**RECORDS PROVIDED:**
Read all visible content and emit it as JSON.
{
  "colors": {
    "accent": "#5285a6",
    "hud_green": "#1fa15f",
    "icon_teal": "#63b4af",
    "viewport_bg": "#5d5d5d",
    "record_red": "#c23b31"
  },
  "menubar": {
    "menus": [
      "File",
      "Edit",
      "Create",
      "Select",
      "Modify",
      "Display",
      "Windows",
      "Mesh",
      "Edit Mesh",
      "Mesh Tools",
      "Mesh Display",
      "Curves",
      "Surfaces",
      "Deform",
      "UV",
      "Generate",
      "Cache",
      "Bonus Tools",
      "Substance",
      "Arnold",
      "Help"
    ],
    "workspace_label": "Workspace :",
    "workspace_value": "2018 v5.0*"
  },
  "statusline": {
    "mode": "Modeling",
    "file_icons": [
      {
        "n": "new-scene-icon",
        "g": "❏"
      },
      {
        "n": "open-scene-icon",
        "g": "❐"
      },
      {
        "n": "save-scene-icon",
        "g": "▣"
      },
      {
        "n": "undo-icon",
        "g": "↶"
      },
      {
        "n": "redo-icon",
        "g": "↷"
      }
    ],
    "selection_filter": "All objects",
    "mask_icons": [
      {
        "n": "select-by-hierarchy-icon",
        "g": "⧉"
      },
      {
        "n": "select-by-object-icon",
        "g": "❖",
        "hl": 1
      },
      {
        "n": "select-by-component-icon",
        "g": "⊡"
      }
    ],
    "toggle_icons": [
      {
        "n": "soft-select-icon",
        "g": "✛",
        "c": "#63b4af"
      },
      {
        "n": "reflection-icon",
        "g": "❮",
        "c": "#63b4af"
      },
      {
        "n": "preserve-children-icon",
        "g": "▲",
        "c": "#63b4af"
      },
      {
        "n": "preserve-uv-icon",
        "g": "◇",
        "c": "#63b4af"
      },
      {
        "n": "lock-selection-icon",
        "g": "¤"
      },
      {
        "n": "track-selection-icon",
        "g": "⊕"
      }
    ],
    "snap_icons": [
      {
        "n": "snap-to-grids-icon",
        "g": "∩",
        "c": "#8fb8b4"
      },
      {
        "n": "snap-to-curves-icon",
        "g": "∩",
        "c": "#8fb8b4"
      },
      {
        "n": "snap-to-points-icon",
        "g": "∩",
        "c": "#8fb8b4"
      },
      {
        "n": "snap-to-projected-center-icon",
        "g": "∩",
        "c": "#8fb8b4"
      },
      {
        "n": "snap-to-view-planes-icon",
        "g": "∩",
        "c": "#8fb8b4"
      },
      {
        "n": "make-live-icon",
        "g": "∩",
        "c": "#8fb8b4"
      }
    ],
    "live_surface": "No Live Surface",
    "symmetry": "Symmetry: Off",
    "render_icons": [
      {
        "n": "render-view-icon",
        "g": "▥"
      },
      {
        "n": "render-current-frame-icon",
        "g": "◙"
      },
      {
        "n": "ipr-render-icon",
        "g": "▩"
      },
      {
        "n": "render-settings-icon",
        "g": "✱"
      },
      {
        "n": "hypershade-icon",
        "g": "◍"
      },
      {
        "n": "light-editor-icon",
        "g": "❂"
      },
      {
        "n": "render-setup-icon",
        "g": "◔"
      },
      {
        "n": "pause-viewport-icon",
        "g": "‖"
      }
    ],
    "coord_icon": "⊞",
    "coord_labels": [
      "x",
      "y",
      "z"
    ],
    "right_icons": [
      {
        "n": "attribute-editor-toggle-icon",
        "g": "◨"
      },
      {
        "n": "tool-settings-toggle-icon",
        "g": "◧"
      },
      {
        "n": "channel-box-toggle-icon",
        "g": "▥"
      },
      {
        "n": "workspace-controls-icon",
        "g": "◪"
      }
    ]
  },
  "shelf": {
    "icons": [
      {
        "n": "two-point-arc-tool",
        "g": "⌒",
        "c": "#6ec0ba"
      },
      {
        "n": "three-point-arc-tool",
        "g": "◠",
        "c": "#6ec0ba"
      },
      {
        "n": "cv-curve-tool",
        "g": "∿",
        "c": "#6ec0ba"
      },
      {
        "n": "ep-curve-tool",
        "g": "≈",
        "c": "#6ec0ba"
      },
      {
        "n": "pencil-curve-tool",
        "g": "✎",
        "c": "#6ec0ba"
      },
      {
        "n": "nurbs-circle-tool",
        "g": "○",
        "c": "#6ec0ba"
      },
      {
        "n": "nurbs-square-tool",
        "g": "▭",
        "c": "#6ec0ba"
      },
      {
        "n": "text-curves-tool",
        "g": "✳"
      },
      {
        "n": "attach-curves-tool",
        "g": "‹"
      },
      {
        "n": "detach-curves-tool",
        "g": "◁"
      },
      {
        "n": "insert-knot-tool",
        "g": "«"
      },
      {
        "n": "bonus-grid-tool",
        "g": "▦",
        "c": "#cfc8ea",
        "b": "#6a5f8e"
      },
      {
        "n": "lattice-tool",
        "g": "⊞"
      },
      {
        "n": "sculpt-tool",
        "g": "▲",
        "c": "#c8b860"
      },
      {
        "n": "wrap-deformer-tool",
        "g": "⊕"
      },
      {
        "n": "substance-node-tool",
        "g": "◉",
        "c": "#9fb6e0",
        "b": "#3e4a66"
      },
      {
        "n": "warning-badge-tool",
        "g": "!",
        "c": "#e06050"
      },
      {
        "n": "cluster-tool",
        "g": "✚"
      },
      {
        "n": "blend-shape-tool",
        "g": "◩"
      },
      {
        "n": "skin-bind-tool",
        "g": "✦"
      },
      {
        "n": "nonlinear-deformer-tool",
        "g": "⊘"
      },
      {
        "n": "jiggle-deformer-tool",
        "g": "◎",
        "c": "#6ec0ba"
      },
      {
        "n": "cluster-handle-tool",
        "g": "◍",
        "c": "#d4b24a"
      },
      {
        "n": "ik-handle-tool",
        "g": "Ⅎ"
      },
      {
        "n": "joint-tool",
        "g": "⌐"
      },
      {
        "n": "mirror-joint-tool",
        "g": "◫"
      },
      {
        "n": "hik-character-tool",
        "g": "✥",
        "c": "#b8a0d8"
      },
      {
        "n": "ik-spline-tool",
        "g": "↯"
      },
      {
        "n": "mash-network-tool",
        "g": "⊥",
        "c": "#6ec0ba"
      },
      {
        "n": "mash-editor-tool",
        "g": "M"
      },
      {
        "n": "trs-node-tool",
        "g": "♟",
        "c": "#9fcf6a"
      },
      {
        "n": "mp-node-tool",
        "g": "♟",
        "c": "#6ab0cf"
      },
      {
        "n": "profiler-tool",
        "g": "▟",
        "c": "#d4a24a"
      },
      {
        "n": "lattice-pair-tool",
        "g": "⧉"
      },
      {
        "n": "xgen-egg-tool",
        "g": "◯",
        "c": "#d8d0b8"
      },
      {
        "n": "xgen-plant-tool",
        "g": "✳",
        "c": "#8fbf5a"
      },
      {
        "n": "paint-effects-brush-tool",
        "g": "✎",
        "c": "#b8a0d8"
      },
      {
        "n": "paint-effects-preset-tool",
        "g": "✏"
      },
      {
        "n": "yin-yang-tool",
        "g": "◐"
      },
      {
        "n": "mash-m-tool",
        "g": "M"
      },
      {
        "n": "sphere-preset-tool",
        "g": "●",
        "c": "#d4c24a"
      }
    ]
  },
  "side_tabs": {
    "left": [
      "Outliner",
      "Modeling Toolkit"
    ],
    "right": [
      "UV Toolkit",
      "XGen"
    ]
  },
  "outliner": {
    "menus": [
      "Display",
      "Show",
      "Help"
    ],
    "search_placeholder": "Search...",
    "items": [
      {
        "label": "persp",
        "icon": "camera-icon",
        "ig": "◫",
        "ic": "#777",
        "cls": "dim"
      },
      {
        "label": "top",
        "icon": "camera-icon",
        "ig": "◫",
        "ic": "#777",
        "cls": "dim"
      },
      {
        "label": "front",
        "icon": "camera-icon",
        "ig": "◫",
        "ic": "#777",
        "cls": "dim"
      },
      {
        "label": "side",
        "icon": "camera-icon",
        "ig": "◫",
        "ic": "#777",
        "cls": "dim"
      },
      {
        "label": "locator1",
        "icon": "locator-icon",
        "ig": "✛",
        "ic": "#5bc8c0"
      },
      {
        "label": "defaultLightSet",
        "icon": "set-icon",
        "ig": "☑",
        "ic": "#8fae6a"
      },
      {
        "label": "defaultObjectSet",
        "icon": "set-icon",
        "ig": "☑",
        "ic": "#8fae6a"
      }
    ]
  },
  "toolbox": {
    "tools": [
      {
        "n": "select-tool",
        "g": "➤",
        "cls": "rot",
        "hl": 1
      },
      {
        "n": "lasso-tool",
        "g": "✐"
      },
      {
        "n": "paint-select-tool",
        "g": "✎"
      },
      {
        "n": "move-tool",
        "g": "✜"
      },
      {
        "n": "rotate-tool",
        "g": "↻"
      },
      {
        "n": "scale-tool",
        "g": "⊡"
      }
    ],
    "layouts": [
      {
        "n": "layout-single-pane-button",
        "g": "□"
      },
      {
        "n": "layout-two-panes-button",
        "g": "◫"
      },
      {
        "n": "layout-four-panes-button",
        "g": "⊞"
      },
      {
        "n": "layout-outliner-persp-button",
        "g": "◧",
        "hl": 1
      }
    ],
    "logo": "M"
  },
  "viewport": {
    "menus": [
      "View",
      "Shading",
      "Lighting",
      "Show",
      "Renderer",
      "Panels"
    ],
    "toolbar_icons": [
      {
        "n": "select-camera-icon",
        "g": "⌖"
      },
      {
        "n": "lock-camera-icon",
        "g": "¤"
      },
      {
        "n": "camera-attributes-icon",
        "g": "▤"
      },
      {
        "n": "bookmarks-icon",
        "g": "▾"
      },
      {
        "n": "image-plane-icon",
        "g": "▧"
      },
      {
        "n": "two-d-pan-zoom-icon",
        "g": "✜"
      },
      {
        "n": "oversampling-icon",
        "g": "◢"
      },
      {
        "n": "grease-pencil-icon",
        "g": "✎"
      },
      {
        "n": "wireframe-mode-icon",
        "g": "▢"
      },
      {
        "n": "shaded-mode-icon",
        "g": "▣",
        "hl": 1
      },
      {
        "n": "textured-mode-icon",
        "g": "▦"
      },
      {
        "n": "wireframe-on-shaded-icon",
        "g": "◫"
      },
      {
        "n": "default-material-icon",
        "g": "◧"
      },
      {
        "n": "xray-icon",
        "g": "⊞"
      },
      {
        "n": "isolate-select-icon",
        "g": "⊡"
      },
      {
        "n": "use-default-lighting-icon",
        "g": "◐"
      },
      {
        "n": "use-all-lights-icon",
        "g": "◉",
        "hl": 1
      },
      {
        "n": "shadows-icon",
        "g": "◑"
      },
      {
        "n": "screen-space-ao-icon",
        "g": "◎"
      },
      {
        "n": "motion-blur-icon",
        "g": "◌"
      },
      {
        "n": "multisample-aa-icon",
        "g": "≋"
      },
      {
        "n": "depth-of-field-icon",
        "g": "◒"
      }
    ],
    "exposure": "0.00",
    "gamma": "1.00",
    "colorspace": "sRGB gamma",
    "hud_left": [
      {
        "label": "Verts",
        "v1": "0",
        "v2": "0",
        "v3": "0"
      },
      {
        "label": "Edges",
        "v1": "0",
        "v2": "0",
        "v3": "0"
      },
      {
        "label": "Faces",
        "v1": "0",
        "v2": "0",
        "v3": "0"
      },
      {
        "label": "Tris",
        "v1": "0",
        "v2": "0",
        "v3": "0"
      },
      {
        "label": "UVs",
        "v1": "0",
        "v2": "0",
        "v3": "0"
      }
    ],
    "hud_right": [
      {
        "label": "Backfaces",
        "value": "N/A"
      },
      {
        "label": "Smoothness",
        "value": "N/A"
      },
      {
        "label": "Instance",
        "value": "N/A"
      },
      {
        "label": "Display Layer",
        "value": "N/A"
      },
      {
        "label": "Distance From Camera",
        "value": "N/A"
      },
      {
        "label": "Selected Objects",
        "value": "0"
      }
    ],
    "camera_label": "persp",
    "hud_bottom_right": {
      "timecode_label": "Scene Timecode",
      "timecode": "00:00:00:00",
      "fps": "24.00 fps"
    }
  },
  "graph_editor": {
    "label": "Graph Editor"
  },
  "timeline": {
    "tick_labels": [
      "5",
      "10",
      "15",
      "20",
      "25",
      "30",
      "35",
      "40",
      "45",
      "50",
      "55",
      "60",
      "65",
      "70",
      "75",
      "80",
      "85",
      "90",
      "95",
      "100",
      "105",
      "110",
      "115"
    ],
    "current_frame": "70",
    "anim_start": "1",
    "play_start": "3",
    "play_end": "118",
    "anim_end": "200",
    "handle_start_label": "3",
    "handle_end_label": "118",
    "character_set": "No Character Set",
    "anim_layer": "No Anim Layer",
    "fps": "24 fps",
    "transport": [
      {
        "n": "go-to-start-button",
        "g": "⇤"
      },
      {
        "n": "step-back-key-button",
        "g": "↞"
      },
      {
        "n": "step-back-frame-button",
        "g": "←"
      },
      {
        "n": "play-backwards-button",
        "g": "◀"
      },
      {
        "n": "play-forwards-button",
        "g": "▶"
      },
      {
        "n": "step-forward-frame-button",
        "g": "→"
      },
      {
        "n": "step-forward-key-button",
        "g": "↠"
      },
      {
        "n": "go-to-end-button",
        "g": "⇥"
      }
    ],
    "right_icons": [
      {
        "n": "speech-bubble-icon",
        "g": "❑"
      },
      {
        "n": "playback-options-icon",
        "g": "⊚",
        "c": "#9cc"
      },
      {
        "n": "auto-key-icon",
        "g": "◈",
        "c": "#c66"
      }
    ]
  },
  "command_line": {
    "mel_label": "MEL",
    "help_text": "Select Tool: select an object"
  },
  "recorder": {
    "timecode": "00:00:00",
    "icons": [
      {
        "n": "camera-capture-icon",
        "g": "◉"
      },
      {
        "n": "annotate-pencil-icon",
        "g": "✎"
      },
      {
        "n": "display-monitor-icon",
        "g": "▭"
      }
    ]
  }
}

**WHAT THE EXERCISE ASKS:** From the listing, tally every line with the word "pencil" in it and give only the tally.

**RESULT OF THE TASK:** 3